* Work instructions: Return every entry exactly as written.

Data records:
━━━━━━━━
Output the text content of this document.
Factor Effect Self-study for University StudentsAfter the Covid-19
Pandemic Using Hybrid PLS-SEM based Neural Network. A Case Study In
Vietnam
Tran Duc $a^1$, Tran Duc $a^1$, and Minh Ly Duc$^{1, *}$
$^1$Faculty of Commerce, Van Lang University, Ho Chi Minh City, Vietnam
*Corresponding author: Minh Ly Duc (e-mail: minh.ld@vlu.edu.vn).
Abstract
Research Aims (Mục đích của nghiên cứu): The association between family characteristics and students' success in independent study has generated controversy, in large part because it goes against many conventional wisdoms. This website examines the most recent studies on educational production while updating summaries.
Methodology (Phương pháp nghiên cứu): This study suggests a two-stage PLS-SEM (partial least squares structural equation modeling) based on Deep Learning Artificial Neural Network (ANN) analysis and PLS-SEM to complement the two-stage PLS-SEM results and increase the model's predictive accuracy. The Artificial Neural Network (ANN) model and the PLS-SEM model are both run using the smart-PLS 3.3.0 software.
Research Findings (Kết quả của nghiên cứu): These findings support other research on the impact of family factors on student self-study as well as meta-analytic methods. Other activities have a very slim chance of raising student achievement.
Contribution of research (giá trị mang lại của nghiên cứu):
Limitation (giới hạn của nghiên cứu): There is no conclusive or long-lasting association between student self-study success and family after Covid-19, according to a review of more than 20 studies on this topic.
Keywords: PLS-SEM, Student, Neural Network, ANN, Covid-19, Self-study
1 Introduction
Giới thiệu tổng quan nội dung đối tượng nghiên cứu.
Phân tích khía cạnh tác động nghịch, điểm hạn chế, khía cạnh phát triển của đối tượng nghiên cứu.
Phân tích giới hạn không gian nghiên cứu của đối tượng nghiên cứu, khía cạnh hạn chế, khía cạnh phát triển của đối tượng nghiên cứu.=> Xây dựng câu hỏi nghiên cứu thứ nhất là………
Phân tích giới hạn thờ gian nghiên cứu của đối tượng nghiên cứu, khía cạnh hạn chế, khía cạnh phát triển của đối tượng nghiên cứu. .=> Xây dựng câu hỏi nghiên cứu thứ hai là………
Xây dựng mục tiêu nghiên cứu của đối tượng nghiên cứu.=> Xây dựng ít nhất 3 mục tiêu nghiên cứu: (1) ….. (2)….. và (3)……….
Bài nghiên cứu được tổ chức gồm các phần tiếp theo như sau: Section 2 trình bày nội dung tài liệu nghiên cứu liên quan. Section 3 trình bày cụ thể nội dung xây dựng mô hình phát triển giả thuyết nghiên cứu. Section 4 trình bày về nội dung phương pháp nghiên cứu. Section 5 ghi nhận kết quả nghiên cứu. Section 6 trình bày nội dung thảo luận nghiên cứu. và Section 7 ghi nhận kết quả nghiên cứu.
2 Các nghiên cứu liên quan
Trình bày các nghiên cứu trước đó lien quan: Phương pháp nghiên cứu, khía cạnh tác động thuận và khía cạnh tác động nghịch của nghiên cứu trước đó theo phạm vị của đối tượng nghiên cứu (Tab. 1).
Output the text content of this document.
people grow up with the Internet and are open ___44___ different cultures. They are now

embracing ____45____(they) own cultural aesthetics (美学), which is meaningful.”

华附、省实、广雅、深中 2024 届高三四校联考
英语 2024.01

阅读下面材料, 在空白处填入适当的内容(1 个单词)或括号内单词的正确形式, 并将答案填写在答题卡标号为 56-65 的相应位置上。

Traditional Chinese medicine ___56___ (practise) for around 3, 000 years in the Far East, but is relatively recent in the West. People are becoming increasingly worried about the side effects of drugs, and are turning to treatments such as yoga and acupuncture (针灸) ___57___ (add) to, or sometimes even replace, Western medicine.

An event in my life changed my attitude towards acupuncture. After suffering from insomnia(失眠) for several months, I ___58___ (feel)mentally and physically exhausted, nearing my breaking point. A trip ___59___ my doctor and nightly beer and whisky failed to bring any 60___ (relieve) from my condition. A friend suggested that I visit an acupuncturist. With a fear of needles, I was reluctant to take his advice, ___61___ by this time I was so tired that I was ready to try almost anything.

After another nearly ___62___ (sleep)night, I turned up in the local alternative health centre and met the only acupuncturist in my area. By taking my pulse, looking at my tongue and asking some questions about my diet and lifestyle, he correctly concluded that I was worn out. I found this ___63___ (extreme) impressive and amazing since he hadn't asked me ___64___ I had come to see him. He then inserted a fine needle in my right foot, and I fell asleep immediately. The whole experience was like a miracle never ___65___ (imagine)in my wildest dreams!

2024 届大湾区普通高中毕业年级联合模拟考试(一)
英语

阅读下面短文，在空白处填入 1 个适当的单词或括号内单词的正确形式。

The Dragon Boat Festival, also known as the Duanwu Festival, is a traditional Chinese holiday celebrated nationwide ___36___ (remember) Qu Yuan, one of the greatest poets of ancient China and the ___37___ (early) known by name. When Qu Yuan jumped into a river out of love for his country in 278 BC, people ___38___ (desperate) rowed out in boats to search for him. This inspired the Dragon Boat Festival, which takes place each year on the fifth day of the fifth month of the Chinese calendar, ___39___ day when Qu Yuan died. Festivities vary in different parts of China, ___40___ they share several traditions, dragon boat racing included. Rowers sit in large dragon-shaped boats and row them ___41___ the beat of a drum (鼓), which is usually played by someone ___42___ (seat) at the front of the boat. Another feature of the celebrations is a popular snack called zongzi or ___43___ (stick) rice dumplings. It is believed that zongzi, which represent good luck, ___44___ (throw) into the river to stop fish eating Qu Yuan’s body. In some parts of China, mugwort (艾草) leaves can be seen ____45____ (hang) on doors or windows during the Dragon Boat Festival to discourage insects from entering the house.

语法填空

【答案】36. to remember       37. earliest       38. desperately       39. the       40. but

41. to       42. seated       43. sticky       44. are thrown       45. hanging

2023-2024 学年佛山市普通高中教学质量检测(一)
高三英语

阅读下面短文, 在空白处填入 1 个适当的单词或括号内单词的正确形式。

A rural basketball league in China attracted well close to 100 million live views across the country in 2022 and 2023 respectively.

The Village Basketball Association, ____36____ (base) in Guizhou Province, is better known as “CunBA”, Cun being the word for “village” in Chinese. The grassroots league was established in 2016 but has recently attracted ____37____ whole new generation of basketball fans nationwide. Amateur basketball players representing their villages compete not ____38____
━━━━━━━━
* Answer in full:
Output the text content of this document.
Factor Effect Self-study for University StudentsAfter the Covid-19
Pandemic Using Hybrid PLS-SEM based Neural Network. A Case Study In
Vietnam
Tran Duc $a^1$, Tran Duc $a^1$, and Minh Ly Duc$^{1, *}$
$^1$Faculty of Commerce, Van Lang University, Ho Chi Minh City, Vietnam
*Corresponding author: Minh Ly Duc (e-mail: minh.ld@vlu.edu.vn).
Abstract
Research Aims (Mục đích của nghiên cứu): The association between family characteristics and students' success in independent study has generated controversy, in large part because it goes against many conventional wisdoms. This website examines the most recent studies on educational production while updating summaries.
Methodology (Phương pháp nghiên cứu): This study suggests a two-stage PLS-SEM (partial least squares structural equation modeling) based on Deep Learning Artificial Neural Network (ANN) analysis and PLS-SEM to complement the two-stage PLS-SEM results and increase the model's predictive accuracy. The Artificial Neural Network (ANN) model and the PLS-SEM model are both run using the smart-PLS 3.3.0 software.
Research Findings (Kết quả của nghiên cứu): These findings support other research on the impact of family factors on student self-study as well as meta-analytic methods. Other activities have a very slim chance of raising student achievement.
Contribution of research (giá trị mang lại của nghiên cứu):
Limitation (giới hạn của nghiên cứu): There is no conclusive or long-lasting association between student self-study success and family after Covid-19, according to a review of more than 20 studies on this topic.
Keywords: PLS-SEM, Student, Neural Network, ANN, Covid-19, Self-study
1 Introduction
Giới thiệu tổng quan nội dung đối tượng nghiên cứu.
Phân tích khía cạnh tác động nghịch, điểm hạn chế, khía cạnh phát triển của đối tượng nghiên cứu.
Phân tích giới hạn không gian nghiên cứu của đối tượng nghiên cứu, khía cạnh hạn chế, khía cạnh phát triển của đối tượng nghiên cứu.=> Xây dựng câu hỏi nghiên cứu thứ nhất là………
Phân tích giới hạn thờ gian nghiên cứu của đối tượng nghiên cứu, khía cạnh hạn chế, khía cạnh phát triển của đối tượng nghiên cứu. .=> Xây dựng câu hỏi nghiên cứu thứ hai là………
Xây dựng mục tiêu nghiên cứu của đối tượng nghiên cứu.=> Xây dựng ít nhất 3 mục tiêu nghiên cứu: (1) ….. (2)….. và (3)……….
Bài nghiên cứu được tổ chức gồm các phần tiếp theo như sau: Section 2 trình bày nội dung tài liệu nghiên cứu liên quan. Section 3 trình bày cụ thể nội dung xây dựng mô hình phát triển giả thuyết nghiên cứu. Section 4 trình bày về nội dung phương pháp nghiên cứu. Section 5 ghi nhận kết quả nghiên cứu. Section 6 trình bày nội dung thảo luận nghiên cứu. và Section 7 ghi nhận kết quả nghiên cứu.
2 Các nghiên cứu liên quan
Trình bày các nghiên cứu trước đó lien quan: Phương pháp nghiên cứu, khía cạnh tác động thuận và khía cạnh tác động nghịch của nghiên cứu trước đó theo phạm vị của đối tượng nghiên cứu (Tab. 1).
Output the text content of this document.
people grow up with the Internet and are open ___44___ different cultures. They are now

embracing ____45____(they) own cultural aesthetics (美学), which is meaningful.”

华附、省实、广雅、深中 2024 届高三四校联考
英语 2024.01

阅读下面材料, 在空白处填入适当的内容(1 个单词)或括号内单词的正确形式, 并将答案填写在答题卡标号为 56-65 的相应位置上。

Traditional Chinese medicine ___56___ (practise) for around 3, 000 years in the Far East, but is relatively recent in the West. People are becoming increasingly worried about the side effects of drugs, and are turning to treatments such as yoga and acupuncture (针灸) ___57___ (add) to, or sometimes even replace, Western medicine.

An event in my life changed my attitude towards acupuncture. After suffering from insomnia(失眠) for several months, I ___58___ (feel)mentally and physically exhausted, nearing my breaking point. A trip ___59___ my doctor and nightly beer and whisky failed to bring any 60___ (relieve) from my condition. A friend suggested that I visit an acupuncturist. With a fear of needles, I was reluctant to take his advice, ___61___ by this time I was so tired that I was ready to try almost anything.

After another nearly ___62___ (sleep)night, I turned up in the local alternative health centre and met the only acupuncturist in my area. By taking my pulse, looking at my tongue and asking some questions about my diet and lifestyle, he correctly concluded that I was worn out. I found this ___63___ (extreme) impressive and amazing since he hadn't asked me ___64___ I had come to see him. He then inserted a fine needle in my right foot, and I fell asleep immediately. The whole experience was like a miracle never ___65___ (imagine)in my wildest dreams!

2024 届大湾区普通高中毕业年级联合模拟考试(一)
英语

阅读下面短文，在空白处填入 1 个适当的单词或括号内单词的正确形式。

The Dragon Boat Festival, also known as the Duanwu Festival, is a traditional Chinese holiday celebrated nationwide ___36___ (remember) Qu Yuan, one of the greatest poets of ancient China and the ___37___ (early) known by name. When Qu Yuan jumped into a river out of love for his country in 278 BC, people ___38___ (desperate) rowed out in boats to search for him. This inspired the Dragon Boat Festival, which takes place each year on the fifth day of the fifth month of the Chinese calendar, ___39___ day when Qu Yuan died. Festivities vary in different parts of China, ___40___ they share several traditions, dragon boat racing included. Rowers sit in large dragon-shaped boats and row them ___41___ the beat of a drum (鼓), which is usually played by someone ___42___ (seat) at the front of the boat. Another feature of the celebrations is a popular snack called zongzi or ___43___ (stick) rice dumplings. It is believed that zongzi, which represent good luck, ___44___ (throw) into the river to stop fish eating Qu Yuan’s body. In some parts of China, mugwort (艾草) leaves can be seen ____45____ (hang) on doors or windows during the Dragon Boat Festival to discourage insects from entering the house.

语法填空

【答案】36. to remember       37. earliest       38. desperately       39. the       40. but

41. to       42. seated       43. sticky       44. are thrown       45. hanging

2023-2024 学年佛山市普通高中教学质量检测(一)
高三英语

阅读下面短文, 在空白处填入 1 个适当的单词或括号内单词的正确形式。

A rural basketball league in China attracted well close to 100 million live views across the country in 2022 and 2023 respectively.

The Village Basketball Association, ____36____ (base) in Guizhou Province, is better known as “CunBA”, Cun being the word for “village” in Chinese. The grassroots league was established in 2016 but has recently attracted ____37____ whole new generation of basketball fans nationwide. Amateur basketball players representing their villages compete not ____38____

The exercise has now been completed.